**What you will do**
Please quote the material exactly, every line of it.

**Listed entries**

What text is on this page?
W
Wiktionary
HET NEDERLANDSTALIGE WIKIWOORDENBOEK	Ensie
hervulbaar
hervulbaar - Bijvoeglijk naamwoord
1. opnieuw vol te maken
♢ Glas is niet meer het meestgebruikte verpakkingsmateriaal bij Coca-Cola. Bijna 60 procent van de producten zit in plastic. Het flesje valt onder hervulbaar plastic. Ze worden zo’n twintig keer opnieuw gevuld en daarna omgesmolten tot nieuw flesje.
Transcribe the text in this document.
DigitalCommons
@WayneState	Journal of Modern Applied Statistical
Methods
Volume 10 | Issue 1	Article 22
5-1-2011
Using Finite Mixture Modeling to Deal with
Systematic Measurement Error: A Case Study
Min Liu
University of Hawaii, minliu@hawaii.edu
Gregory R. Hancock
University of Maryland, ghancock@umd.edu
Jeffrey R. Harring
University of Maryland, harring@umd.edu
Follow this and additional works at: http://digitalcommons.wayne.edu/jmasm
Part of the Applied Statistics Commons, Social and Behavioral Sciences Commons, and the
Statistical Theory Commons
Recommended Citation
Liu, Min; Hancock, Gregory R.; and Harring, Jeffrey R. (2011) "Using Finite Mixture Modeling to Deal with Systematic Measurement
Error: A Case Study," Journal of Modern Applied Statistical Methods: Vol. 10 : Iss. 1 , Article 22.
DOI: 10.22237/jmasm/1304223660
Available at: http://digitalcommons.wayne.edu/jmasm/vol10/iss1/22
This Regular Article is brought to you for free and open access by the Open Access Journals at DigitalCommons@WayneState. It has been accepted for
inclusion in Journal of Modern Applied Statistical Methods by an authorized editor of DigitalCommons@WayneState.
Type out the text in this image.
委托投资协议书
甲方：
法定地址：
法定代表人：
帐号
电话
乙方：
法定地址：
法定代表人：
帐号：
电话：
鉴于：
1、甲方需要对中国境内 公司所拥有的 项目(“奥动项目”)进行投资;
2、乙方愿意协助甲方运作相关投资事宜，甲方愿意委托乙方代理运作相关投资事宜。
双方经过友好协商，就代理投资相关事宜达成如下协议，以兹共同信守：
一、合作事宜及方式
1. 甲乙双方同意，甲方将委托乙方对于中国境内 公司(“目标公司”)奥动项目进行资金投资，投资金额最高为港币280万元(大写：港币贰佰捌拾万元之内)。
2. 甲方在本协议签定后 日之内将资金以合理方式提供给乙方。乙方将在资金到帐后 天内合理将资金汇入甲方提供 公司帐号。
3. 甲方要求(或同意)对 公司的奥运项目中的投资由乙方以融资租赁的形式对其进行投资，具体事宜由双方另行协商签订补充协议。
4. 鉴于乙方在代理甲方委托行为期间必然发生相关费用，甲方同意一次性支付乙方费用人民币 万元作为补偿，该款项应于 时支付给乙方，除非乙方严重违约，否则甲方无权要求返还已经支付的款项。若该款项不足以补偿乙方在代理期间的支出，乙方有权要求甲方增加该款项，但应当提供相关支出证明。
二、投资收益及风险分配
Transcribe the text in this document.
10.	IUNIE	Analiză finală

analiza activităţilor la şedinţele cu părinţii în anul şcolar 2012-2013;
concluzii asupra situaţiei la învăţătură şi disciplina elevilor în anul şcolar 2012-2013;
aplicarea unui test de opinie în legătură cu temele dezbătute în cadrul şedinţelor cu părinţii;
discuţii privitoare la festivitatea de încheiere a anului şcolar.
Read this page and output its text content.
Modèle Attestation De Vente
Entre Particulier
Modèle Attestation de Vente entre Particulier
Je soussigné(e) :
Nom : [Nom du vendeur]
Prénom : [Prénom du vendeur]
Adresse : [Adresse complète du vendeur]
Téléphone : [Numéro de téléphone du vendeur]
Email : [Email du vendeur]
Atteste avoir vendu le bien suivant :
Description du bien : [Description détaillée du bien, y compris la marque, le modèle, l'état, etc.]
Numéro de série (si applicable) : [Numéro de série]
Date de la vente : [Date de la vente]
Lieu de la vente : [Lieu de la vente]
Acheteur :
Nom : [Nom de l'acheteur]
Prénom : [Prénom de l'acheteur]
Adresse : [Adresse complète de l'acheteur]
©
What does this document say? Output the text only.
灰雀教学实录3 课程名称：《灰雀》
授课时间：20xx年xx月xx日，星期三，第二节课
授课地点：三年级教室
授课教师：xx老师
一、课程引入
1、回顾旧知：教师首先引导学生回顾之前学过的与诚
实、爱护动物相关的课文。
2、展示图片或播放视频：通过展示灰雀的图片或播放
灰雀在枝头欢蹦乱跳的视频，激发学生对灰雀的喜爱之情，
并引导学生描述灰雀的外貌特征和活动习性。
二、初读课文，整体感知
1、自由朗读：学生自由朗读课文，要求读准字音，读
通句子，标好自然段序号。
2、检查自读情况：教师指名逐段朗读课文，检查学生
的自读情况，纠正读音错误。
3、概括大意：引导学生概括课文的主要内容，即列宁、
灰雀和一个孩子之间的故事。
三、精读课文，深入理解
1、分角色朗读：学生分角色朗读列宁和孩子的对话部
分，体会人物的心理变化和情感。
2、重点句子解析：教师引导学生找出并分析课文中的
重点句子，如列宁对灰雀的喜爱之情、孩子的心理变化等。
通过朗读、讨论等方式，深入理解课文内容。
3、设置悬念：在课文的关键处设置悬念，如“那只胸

**Result of this task**
What text is on this page?
W
Wiktionary
HET NEDERLANDSTALIGE WIKIWOORDENBOEK	Ensie
hervulbaar
hervulbaar - Bijvoeglijk naamwoord
1. opnieuw vol te maken
♢ Glas is niet meer het meestgebruikte verpakkingsmateriaal bij Coca-Cola. Bijna 60 procent van de producten zit in plastic. Het flesje valt onder hervulbaar plastic. Ze worden zo’n twintig keer opnieuw gevuld en daarna omgesmolten tot nieuw flesje.
Transcribe the text in this document.
DigitalCommons
@WayneState	Journal of Modern Applied Statistical
Methods
Volume 10 | Issue 1	Article 22
5-1-2011
Using Finite Mixture Modeling to Deal with
Systematic Measurement Error: A Case Study
Min Liu
University of Hawaii, minliu@hawaii.edu
Gregory R. Hancock
University of Maryland, ghancock@umd.edu
Jeffrey R. Harring
University of Maryland, harring@umd.edu
Follow this and additional works at: http://digitalcommons.wayne.edu/jmasm
Part of the Applied Statistics Commons, Social and Behavioral Sciences Commons, and the
Statistical Theory Commons
Recommended Citation
Liu, Min; Hancock, Gregory R.; and Harring, Jeffrey R. (2011) "Using Finite Mixture Modeling to Deal with Systematic Measurement
Error: A Case Study," Journal of Modern Applied Statistical Methods: Vol. 10 : Iss. 1 , Article 22.
DOI: 10.22237/jmasm/1304223660
Available at: http://digitalcommons.wayne.edu/jmasm/vol10/iss1/22
This Regular Article is brought to you for free and open access by the Open Access Journals at DigitalCommons@WayneState. It has been accepted for
inclusion in Journal of Modern Applied Statistical Methods by an authorized editor of DigitalCommons@WayneState.
Type out the text in this image.
委托投资协议书
甲方：
法定地址：
法定代表人：
帐号
电话
乙方：
法定地址：
法定代表人：
帐号：
电话：
鉴于：
1、甲方需要对中国境内 公司所拥有的 项目(“奥动项目”)进行投资;
2、乙方愿意协助甲方运作相关投资事宜，甲方愿意委托乙方代理运作相关投资事宜。
双方经过友好协商，就代理投资相关事宜达成如下协议，以兹共同信守：
一、合作事宜及方式
1. 甲乙双方同意，甲方将委托乙方对于中国境内 公司(“目标公司”)奥动项目进行资金投资，投资金额最高为港币280万元(大写：港币贰佰捌拾万元之内)。
2. 甲方在本协议签定后 日之内将资金以合理方式提供给乙方。乙方将在资金到帐后 天内合理将资金汇入甲方提供 公司帐号。
3. 甲方要求(或同意)对 公司的奥运项目中的投资由乙方以融资租赁的形式对其进行投资，具体事宜由双方另行协商签订补充协议。
4. 鉴于乙方在代理甲方委托行为期间必然发生相关费用，甲方同意一次性支付乙方费用人民币 万元作为补偿，该款项应于 时支付给乙方，除非乙方严重违约，否则甲方无权要求返还已经支付的款项。若该款项不足以补偿乙方在代理期间的支出，乙方有权要求甲方增加该款项，但应当提供相关支出证明。
二、投资收益及风险分配
Transcribe the text in this document.
10.	IUNIE	Analiză finală

analiza activităţilor la şedinţele cu părinţii în anul şcolar 2012-2013;
concluzii asupra situaţiei la învăţătură şi disciplina elevilor în anul şcolar 2012-2013;
aplicarea unui test de opinie în legătură cu temele dezbătute în cadrul şedinţelor cu părinţii;
discuţii privitoare la festivitatea de încheiere a anului şcolar.
Read this page and output its text content.
Modèle Attestation De Vente
Entre Particulier
Modèle Attestation de Vente entre Particulier
Je soussigné(e) :
Nom : [Nom du vendeur]
Prénom : [Prénom du vendeur]
Adresse : [Adresse complète du vendeur]
Téléphone : [Numéro de téléphone du vendeur]
Email : [Email du vendeur]
Atteste avoir vendu le bien suivant :
Description du bien : [Description détaillée du bien, y compris la marque, le modèle, l'état, etc.]
Numéro de série (si applicable) : [Numéro de série]
Date de la vente : [Date de la vente]
Lieu de la vente : [Lieu de la vente]
Acheteur :
Nom : [Nom de l'acheteur]
Prénom : [Prénom de l'acheteur]
Adresse : [Adresse complète de l'acheteur]
©
What does this document say? Output the text only.
灰雀教学实录3 课程名称：《灰雀》
授课时间：20xx年xx月xx日，星期三，第二节课
授课地点：三年级教室
授课教师：xx老师
一、课程引入
1、回顾旧知：教师首先引导学生回顾之前学过的与诚
实、爱护动物相关的课文。
2、展示图片或播放视频：通过展示灰雀的图片或播放
灰雀在枝头欢蹦乱跳的视频，激发学生对灰雀的喜爱之情，
并引导学生描述灰雀的外貌特征和活动习性。
二、初读课文，整体感知
1、自由朗读：学生自由朗读课文，要求读准字音，读
通句子，标好自然段序号。
2、检查自读情况：教师指名逐段朗读课文，检查学生
的自读情况，纠正读音错误。
3、概括大意：引导学生概括课文的主要内容，即列宁、
灰雀和一个孩子之间的故事。
三、精读课文，深入理解
1、分角色朗读：学生分角色朗读列宁和孩子的对话部
分，体会人物的心理变化和情感。
2、重点句子解析：教师引导学生找出并分析课文中的
重点句子，如列宁对灰雀的喜爱之情、孩子的心理变化等。
通过朗读、讨论等方式，深入理解课文内容。
3、设置悬念：在课文的关键处设置悬念，如“那只胸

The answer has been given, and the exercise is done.